### What you will do
Repeat the records below exactly, leaving out every picture.

>> BEGIN Stored rows

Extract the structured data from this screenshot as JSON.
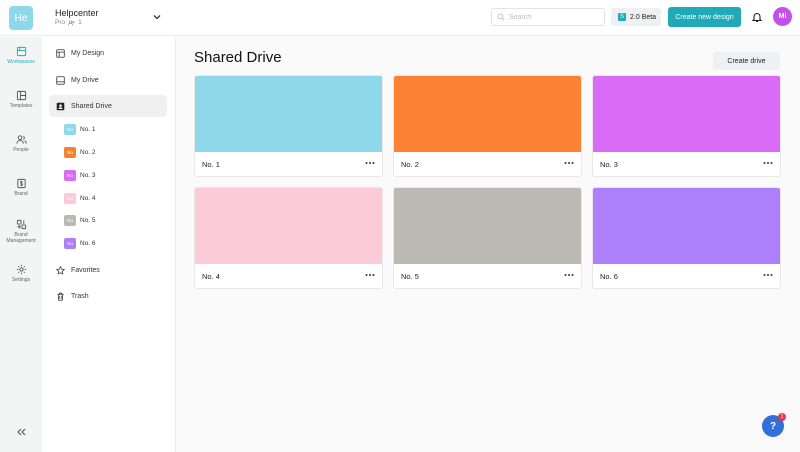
{
  "header": {
    "workspace_initials": "He",
    "workspace_name": "Helpcenter",
    "plan": "Pro",
    "member_count": "1",
    "search_placeholder": "Search",
    "beta_label": "2.0 Beta",
    "create_design_label": "Create new design",
    "avatar_initials": "Mi"
  },
  "rail": {
    "items": [
      {
        "label": "Workspaces",
        "icon": "workspaces-icon"
      },
      {
        "label": "Templates",
        "icon": "templates-icon"
      },
      {
        "label": "People",
        "icon": "people-icon"
      },
      {
        "label": "Brand",
        "icon": "brand-icon"
      },
      {
        "label": "Brand Management",
        "icon": "brand-management-icon"
      },
      {
        "label": "Settings",
        "icon": "gear-icon"
      }
    ]
  },
  "sidebar": {
    "items": [
      {
        "label": "My Design"
      },
      {
        "label": "My Drive"
      },
      {
        "label": "Shared Drive"
      },
      {
        "label": "Favorites"
      },
      {
        "label": "Trash"
      }
    ],
    "sub_items": [
      {
        "badge": "No",
        "label": "No. 1",
        "color": "#8ed8ea"
      },
      {
        "badge": "No",
        "label": "No. 2",
        "color": "#f5822f"
      },
      {
        "badge": "No",
        "label": "No. 3",
        "color": "#d96bf7"
      },
      {
        "badge": "No",
        "label": "No. 4",
        "color": "#fbcad9"
      },
      {
        "badge": "No",
        "label": "No. 5",
        "color": "#bcb9b2"
      },
      {
        "badge": "No",
        "label": "No. 6",
        "color": "#ad7ffa"
      }
    ]
  },
  "main": {
    "title": "Shared Drive",
    "create_drive_label": "Create drive",
    "drives": [
      {
        "name": "No. 1",
        "color": "#8ed8ea"
      },
      {
        "name": "No. 2",
        "color": "#fe8235"
      },
      {
        "name": "No. 3",
        "color": "#da6bf7"
      },
      {
        "name": "No. 4",
        "color": "#fccbd9"
      },
      {
        "name": "No. 5",
        "color": "#bcb9b2"
      },
      {
        "name": "No. 6",
        "color": "#ae7ffa"
      }
    ]
  },
  "help": {
    "badge_count": "1",
    "icon_glyph": "?"
  }
}
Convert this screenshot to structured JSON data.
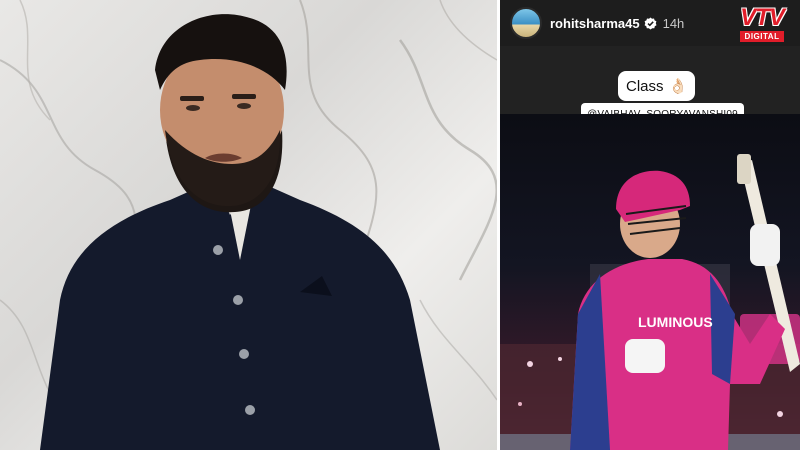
{
  "story": {
    "username": "rohitsharma45",
    "timestamp": "14h",
    "sticker_text": "Class",
    "sticker_emoji": "👌🏻",
    "mention": "@VAIBHAV_SOORYAVANSHI09",
    "jersey_text": "LUMINOUS",
    "verified_color": "#ffffff"
  },
  "logo": {
    "main": "VTV",
    "sub": "DIGITAL",
    "color": "#e11d2a"
  },
  "icons": {
    "verified": "verified-badge-icon",
    "emoji": "ok-hand-emoji"
  }
}
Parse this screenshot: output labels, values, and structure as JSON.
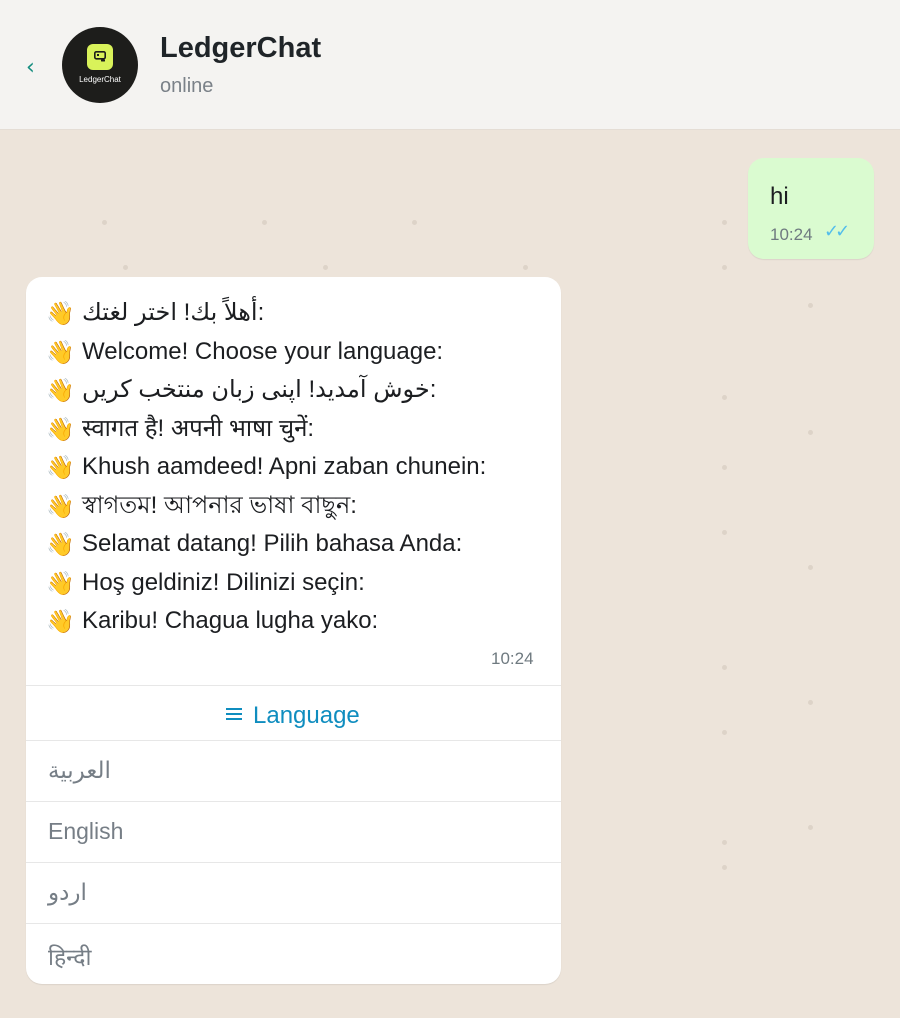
{
  "header": {
    "title": "LedgerChat",
    "status": "online",
    "avatar_text": "LedgerChat",
    "back_icon": "chevron-left-icon"
  },
  "outgoing": {
    "text": "hi",
    "time": "10:24",
    "ticks": "✓✓"
  },
  "incoming": {
    "wave_emoji": "👋",
    "lines": [
      "أهلاً بك! اختر لغتك:",
      "Welcome! Choose your language:",
      "خوش آمدید! اپنی زبان منتخب کریں:",
      "स्वागत है! अपनी भाषा चुनें:",
      "Khush aamdeed! Apni zaban chunein:",
      "স্বাগতম! আপনার ভাষা বাছুন:",
      "Selamat datang! Pilih bahasa Anda:",
      "Hoş geldiniz! Dilinizi seçin:",
      "Karibu! Chagua lugha yako:"
    ],
    "time": "10:24",
    "menu_button": {
      "label": "Language",
      "icon": "menu-list-icon"
    },
    "options": [
      "العربية",
      "English",
      "اردو",
      "हिन्दी"
    ]
  },
  "colors": {
    "chat_background": "#ede4da",
    "header_background": "#f4f3f1",
    "outgoing_bubble": "#dafbd0",
    "accent_link": "#0f8dbf",
    "read_ticks": "#53bdeb",
    "back_arrow": "#128c7e",
    "logo_accent": "#d9f25a"
  }
}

>> END Stored rows

### Solution to this task
Extract the structured data from this screenshot as JSON.
{
  "header": {
    "workspace_initials": "He",
    "workspace_name": "Helpcenter",
    "plan": "Pro",
    "member_count": "1",
    "search_placeholder": "Search",
    "beta_label": "2.0 Beta",
    "create_design_label": "Create new design",
    "avatar_initials": "Mi"
  },
  "rail": {
    "items": [
      {
        "label": "Workspaces",
        "icon": "workspaces-icon"
      },
      {
        "label": "Templates",
        "icon": "templates-icon"
      },
      {
        "label": "People",
        "icon": "people-icon"
      },
      {
        "label": "Brand",
        "icon": "brand-icon"
      },
      {
        "label": "Brand Management",
        "icon": "brand-management-icon"
      },
      {
        "label": "Settings",
        "icon": "gear-icon"
      }
    ]
  },
  "sidebar": {
    "items": [
      {
        "label": "My Design"
      },
      {
        "label": "My Drive"
      },
      {
        "label": "Shared Drive"
      },
      {
        "label": "Favorites"
      },
      {
        "label": "Trash"
      }
    ],
    "sub_items": [
      {
        "badge": "No",
        "label": "No. 1",
        "color": "#8ed8ea"
      },
      {
        "badge": "No",
        "label": "No. 2",
        "color": "#f5822f"
      },
      {
        "badge": "No",
        "label": "No. 3",
        "color": "#d96bf7"
      },
      {
        "badge": "No",
        "label": "No. 4",
        "color": "#fbcad9"
      },
      {
        "badge": "No",
        "label": "No. 5",
        "color": "#bcb9b2"
      },
      {
        "badge": "No",
        "label": "No. 6",
        "color": "#ad7ffa"
      }
    ]
  },
  "main": {
    "title": "Shared Drive",
    "create_drive_label": "Create drive",
    "drives": [
      {
        "name": "No. 1",
        "color": "#8ed8ea"
      },
      {
        "name": "No. 2",
        "color": "#fe8235"
      },
      {
        "name": "No. 3",
        "color": "#da6bf7"
      },
      {
        "name": "No. 4",
        "color": "#fccbd9"
      },
      {
        "name": "No. 5",
        "color": "#bcb9b2"
      },
      {
        "name": "No. 6",
        "color": "#ae7ffa"
      }
    ]
  },
  "help": {
    "badge_count": "1",
    "icon_glyph": "?"
  }
}
Convert this screenshot to structured JSON data.
{
  "story": {
    "username": "rohitsharma45",
    "timestamp": "14h",
    "sticker_text": "Class",
    "sticker_emoji": "👌🏻",
    "mention": "@VAIBHAV_SOORYAVANSHI09",
    "jersey_text": "LUMINOUS",
    "verified_color": "#ffffff"
  },
  "logo": {
    "main": "VTV",
    "sub": "DIGITAL",
    "color": "#e11d2a"
  },
  "icons": {
    "verified": "verified-badge-icon",
    "emoji": "ok-hand-emoji"
  }
}
Parse this screenshot: output labels, values, and structure as JSON.
{
  "header": {
    "title": "LedgerChat",
    "status": "online",
    "avatar_text": "LedgerChat",
    "back_icon": "chevron-left-icon"
  },
  "outgoing": {
    "text": "hi",
    "time": "10:24",
    "ticks": "✓✓"
  },
  "incoming": {
    "wave_emoji": "👋",
    "lines": [
      "أهلاً بك! اختر لغتك:",
      "Welcome! Choose your language:",
      "خوش آمدید! اپنی زبان منتخب کریں:",
      "स्वागत है! अपनी भाषा चुनें:",
      "Khush aamdeed! Apni zaban chunein:",
      "স্বাগতম! আপনার ভাষা বাছুন:",
      "Selamat datang! Pilih bahasa Anda:",
      "Hoş geldiniz! Dilinizi seçin:",
      "Karibu! Chagua lugha yako:"
    ],
    "time": "10:24",
    "menu_button": {
      "label": "Language",
      "icon": "menu-list-icon"
    },
    "options": [
      "العربية",
      "English",
      "اردو",
      "हिन्दी"
    ]
  },
  "colors": {
    "chat_background": "#ede4da",
    "header_background": "#f4f3f1",
    "outgoing_bubble": "#dafbd0",
    "accent_link": "#0f8dbf",
    "read_ticks": "#53bdeb",
    "back_arrow": "#128c7e",
    "logo_accent": "#d9f25a"
  }
}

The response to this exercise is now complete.